··· Exercise input

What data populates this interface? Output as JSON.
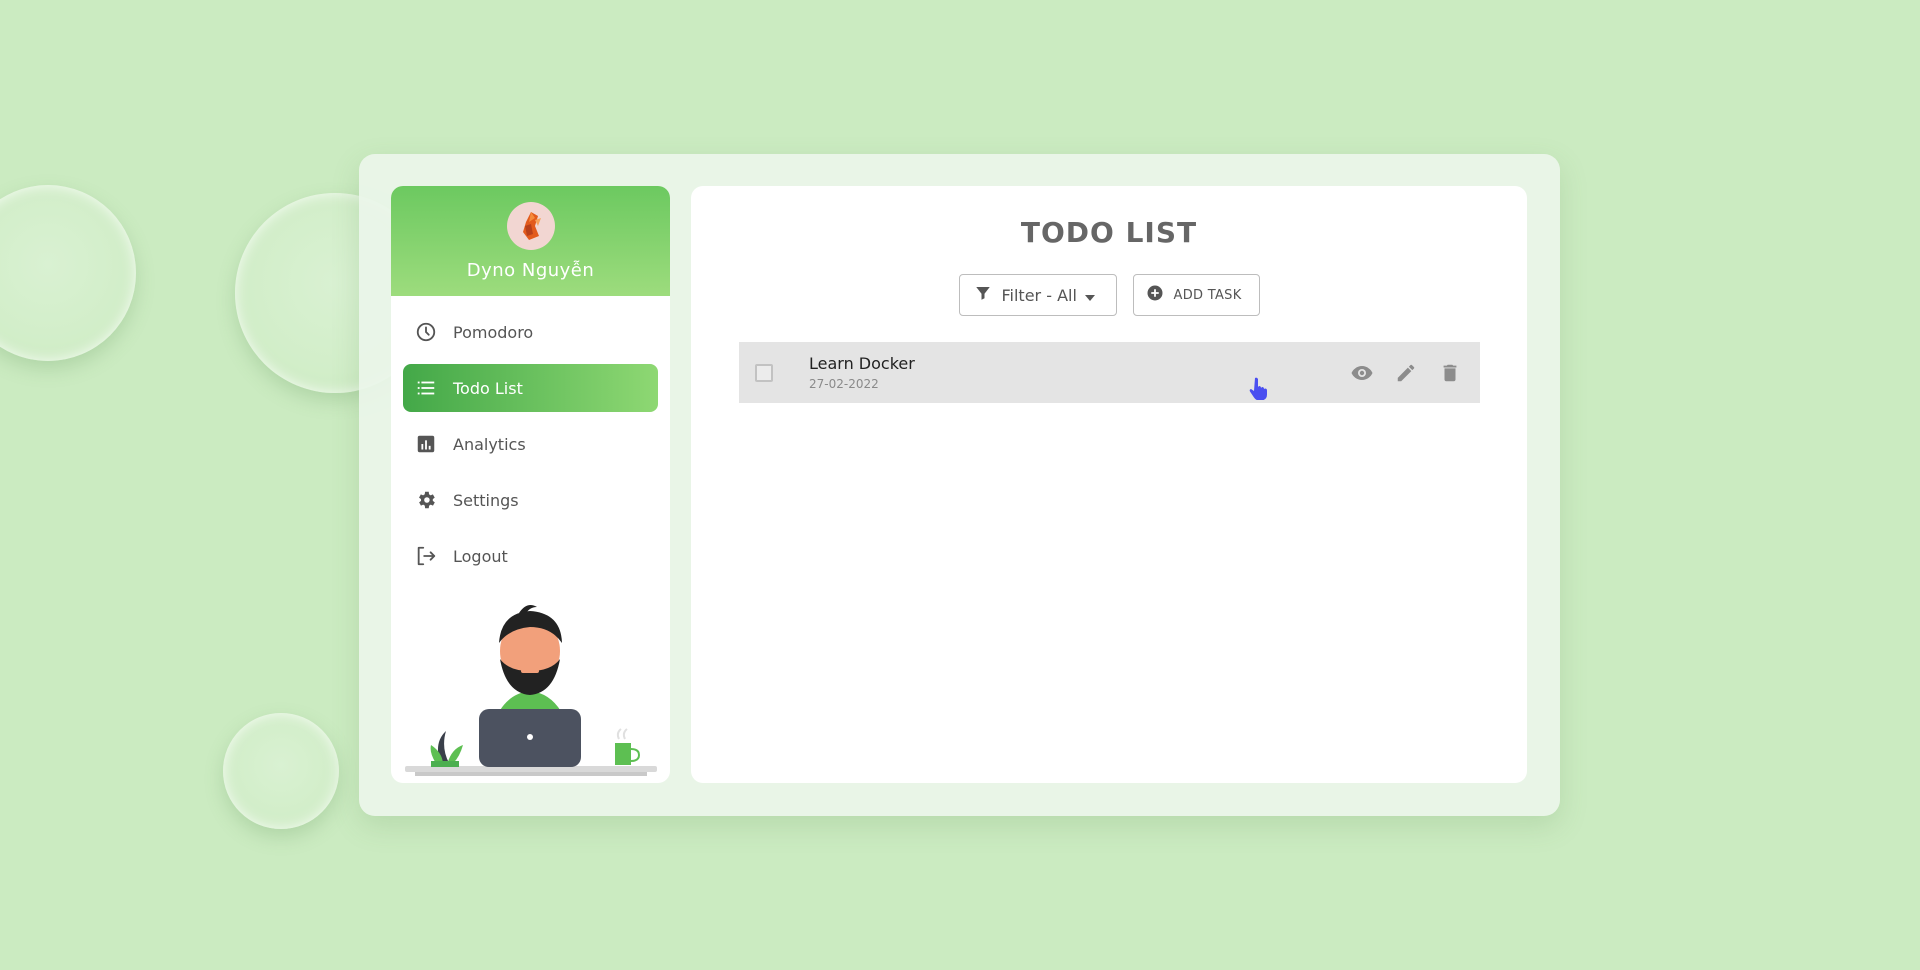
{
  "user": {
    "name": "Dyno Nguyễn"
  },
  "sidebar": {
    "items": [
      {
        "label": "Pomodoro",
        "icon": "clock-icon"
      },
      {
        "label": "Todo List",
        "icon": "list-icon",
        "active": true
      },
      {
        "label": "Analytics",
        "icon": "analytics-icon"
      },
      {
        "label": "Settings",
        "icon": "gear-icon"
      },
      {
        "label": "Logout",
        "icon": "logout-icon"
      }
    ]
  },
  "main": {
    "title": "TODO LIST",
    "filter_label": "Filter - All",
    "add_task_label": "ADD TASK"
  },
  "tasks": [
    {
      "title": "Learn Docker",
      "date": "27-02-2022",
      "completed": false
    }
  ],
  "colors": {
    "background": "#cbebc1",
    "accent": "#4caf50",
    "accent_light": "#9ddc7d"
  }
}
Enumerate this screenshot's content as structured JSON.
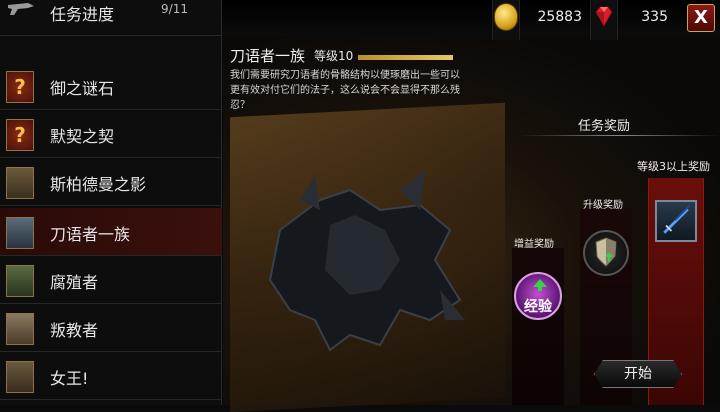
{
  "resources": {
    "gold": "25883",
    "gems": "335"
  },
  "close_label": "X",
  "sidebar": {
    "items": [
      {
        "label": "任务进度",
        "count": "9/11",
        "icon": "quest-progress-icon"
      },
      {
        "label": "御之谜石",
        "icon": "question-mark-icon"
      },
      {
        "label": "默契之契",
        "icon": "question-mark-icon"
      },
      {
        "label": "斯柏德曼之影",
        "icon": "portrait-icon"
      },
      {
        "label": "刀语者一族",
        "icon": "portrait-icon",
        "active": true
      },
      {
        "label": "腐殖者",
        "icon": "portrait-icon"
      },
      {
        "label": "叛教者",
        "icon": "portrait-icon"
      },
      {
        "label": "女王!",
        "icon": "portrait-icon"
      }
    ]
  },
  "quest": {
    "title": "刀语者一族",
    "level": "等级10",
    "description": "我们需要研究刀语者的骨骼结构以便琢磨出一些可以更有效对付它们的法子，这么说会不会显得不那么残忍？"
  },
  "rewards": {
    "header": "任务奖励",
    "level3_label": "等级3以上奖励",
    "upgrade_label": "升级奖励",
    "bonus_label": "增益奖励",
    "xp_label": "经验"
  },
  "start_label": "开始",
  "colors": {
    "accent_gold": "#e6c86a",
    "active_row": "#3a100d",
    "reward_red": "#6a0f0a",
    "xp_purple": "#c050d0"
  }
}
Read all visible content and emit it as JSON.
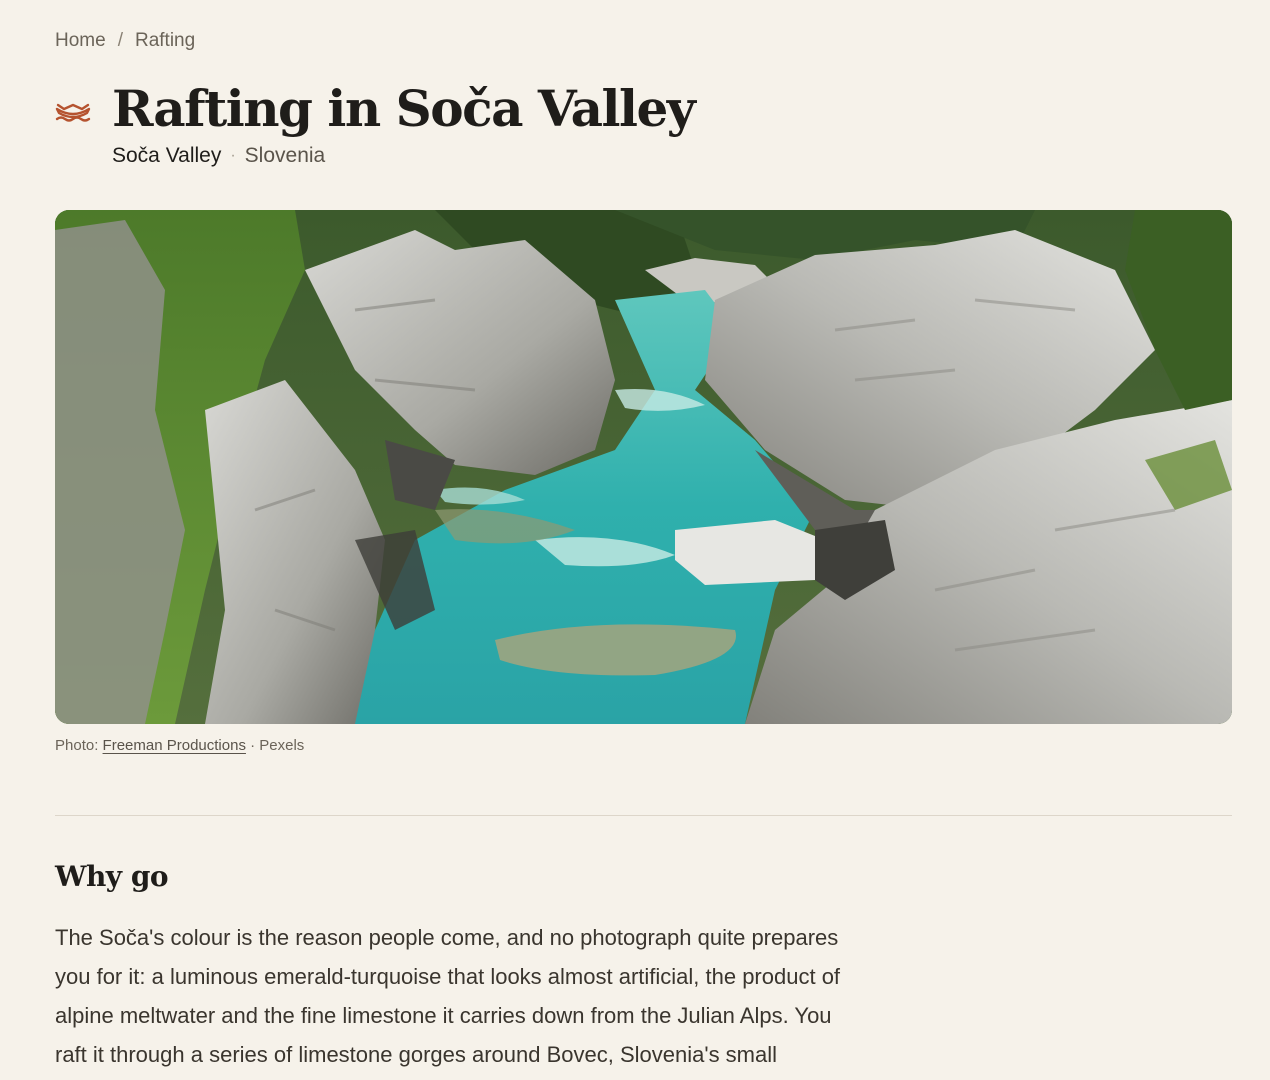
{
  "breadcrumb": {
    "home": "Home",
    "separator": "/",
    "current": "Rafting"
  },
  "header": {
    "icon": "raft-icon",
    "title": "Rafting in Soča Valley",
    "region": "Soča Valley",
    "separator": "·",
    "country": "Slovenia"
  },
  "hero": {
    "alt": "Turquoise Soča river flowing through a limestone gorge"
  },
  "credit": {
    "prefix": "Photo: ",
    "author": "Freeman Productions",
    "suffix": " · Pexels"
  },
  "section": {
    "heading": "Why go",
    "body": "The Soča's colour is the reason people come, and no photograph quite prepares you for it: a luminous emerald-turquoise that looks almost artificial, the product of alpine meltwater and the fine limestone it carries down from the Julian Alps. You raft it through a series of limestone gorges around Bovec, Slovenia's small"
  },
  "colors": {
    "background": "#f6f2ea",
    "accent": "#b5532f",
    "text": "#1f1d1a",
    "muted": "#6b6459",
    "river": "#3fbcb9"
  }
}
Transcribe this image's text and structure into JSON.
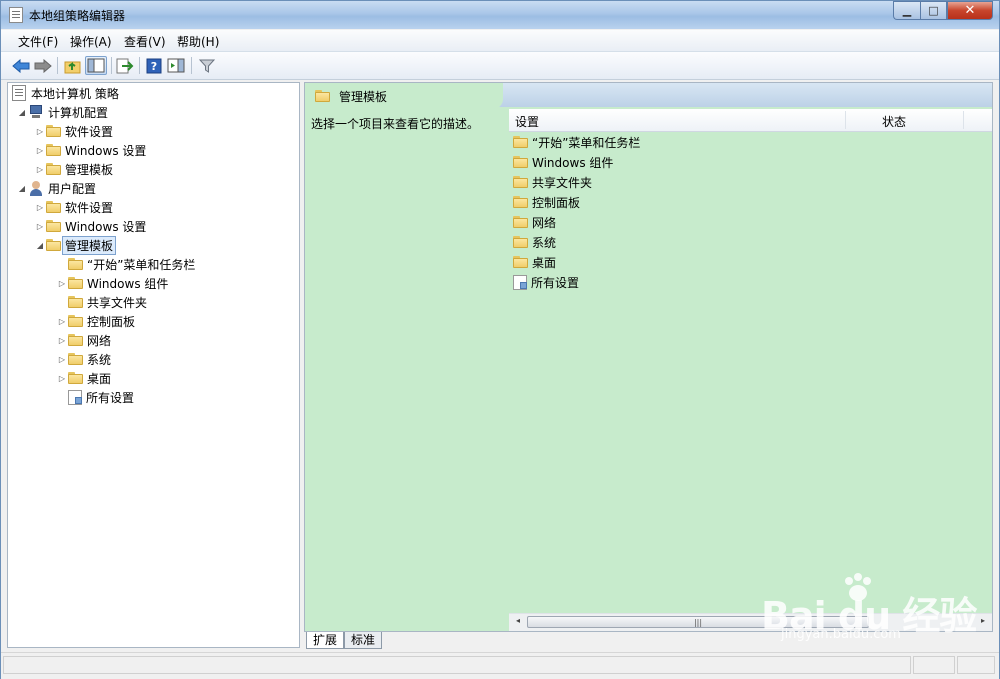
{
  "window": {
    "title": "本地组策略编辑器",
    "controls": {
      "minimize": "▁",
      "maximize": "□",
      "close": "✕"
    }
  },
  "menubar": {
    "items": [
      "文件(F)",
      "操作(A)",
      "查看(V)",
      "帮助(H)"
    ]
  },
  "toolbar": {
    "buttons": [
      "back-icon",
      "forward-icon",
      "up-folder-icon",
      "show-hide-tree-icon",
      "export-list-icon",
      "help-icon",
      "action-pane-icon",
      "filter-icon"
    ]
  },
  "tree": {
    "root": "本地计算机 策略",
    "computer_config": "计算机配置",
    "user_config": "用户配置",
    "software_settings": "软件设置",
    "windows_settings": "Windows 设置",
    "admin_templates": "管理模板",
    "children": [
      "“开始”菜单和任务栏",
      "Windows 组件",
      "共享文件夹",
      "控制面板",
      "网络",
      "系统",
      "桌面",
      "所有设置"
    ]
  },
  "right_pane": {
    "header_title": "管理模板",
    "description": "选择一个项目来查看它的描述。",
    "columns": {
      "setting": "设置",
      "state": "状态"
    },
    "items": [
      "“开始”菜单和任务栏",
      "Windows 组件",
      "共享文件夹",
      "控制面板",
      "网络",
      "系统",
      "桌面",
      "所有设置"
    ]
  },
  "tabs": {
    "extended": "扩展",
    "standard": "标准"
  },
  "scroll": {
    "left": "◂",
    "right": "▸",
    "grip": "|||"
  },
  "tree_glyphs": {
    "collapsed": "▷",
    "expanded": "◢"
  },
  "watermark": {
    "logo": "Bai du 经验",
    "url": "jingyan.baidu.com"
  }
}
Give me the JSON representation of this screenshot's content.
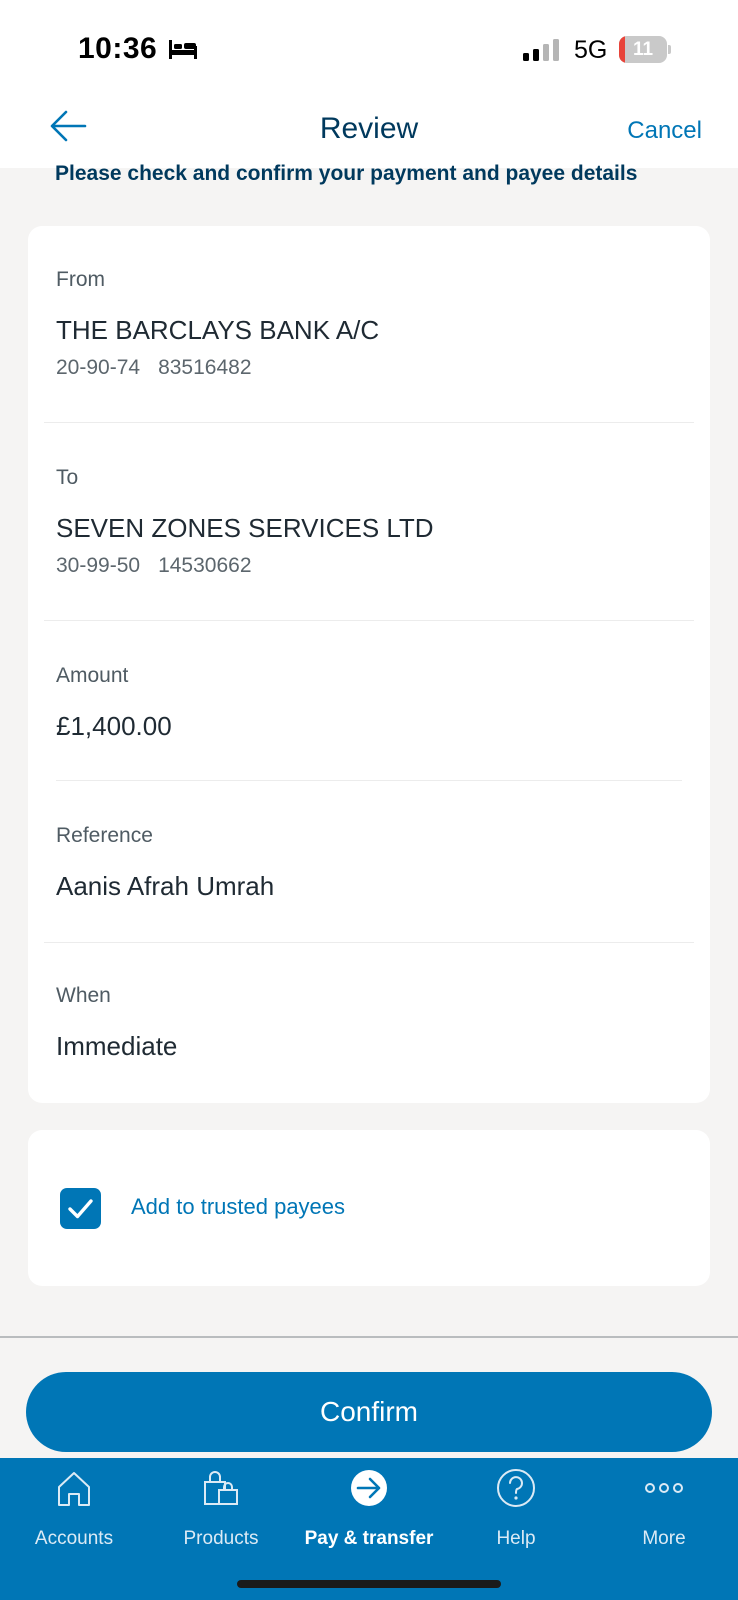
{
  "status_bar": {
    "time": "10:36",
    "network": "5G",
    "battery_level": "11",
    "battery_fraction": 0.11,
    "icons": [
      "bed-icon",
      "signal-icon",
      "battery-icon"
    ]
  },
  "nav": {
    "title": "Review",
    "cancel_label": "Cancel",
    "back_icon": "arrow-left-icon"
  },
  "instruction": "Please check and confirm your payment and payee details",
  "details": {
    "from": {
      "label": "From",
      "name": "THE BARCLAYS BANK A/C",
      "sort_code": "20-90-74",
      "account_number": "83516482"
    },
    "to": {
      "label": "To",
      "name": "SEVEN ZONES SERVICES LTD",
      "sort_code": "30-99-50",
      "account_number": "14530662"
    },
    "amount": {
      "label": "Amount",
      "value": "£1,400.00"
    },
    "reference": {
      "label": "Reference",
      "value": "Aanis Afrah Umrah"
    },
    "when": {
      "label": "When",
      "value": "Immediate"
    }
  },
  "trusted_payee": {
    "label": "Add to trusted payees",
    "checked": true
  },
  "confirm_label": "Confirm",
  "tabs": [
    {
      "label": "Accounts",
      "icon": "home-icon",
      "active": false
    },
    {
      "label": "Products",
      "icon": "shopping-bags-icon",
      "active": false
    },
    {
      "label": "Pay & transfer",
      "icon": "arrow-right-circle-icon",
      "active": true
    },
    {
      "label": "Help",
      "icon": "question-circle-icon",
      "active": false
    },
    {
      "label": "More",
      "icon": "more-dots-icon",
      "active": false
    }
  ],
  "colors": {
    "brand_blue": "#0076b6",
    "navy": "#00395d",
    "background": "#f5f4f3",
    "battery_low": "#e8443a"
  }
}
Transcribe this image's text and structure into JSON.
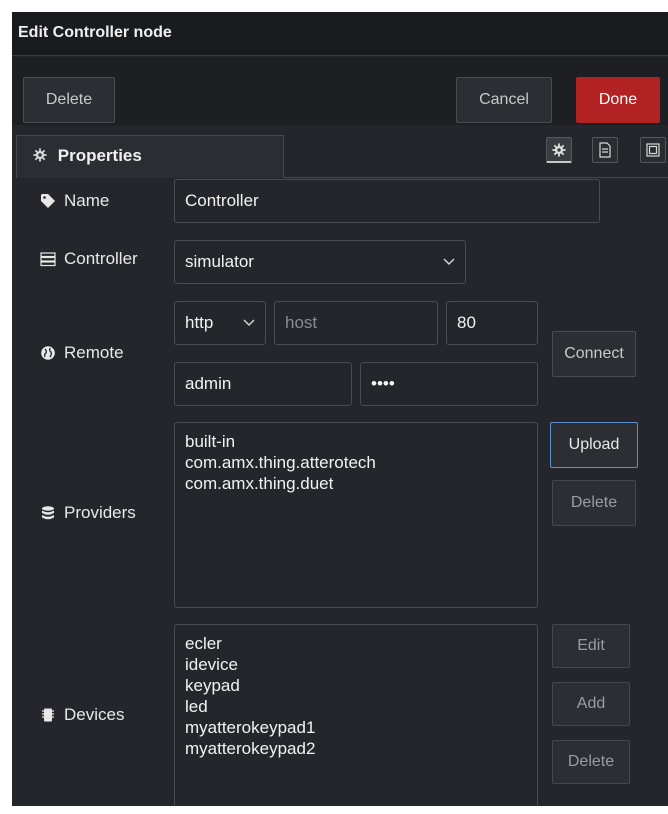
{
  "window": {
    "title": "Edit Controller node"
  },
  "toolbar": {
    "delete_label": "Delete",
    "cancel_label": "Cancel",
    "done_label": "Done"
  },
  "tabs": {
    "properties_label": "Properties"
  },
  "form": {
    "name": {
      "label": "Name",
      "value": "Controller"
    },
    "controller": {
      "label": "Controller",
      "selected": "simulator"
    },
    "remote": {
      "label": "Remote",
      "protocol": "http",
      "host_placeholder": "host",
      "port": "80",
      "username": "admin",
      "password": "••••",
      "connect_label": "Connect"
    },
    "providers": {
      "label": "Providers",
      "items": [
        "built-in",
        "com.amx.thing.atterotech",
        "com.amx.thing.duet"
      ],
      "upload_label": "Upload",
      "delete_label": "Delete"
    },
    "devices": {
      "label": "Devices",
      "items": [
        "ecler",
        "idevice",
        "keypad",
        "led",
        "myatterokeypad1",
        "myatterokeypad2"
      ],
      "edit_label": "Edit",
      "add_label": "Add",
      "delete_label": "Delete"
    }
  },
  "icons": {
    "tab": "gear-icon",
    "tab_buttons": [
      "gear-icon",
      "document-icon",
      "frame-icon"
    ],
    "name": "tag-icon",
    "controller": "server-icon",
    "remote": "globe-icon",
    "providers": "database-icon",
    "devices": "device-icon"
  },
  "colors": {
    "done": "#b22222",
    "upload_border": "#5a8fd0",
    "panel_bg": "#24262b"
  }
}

······

● **Exercise**
Gather, from the listing above, every line carrying the word "background".

● **Full solution**
    "background": "#cbebc1",
    "background": "#f6f2ea",
    "background": "#f5f4f3",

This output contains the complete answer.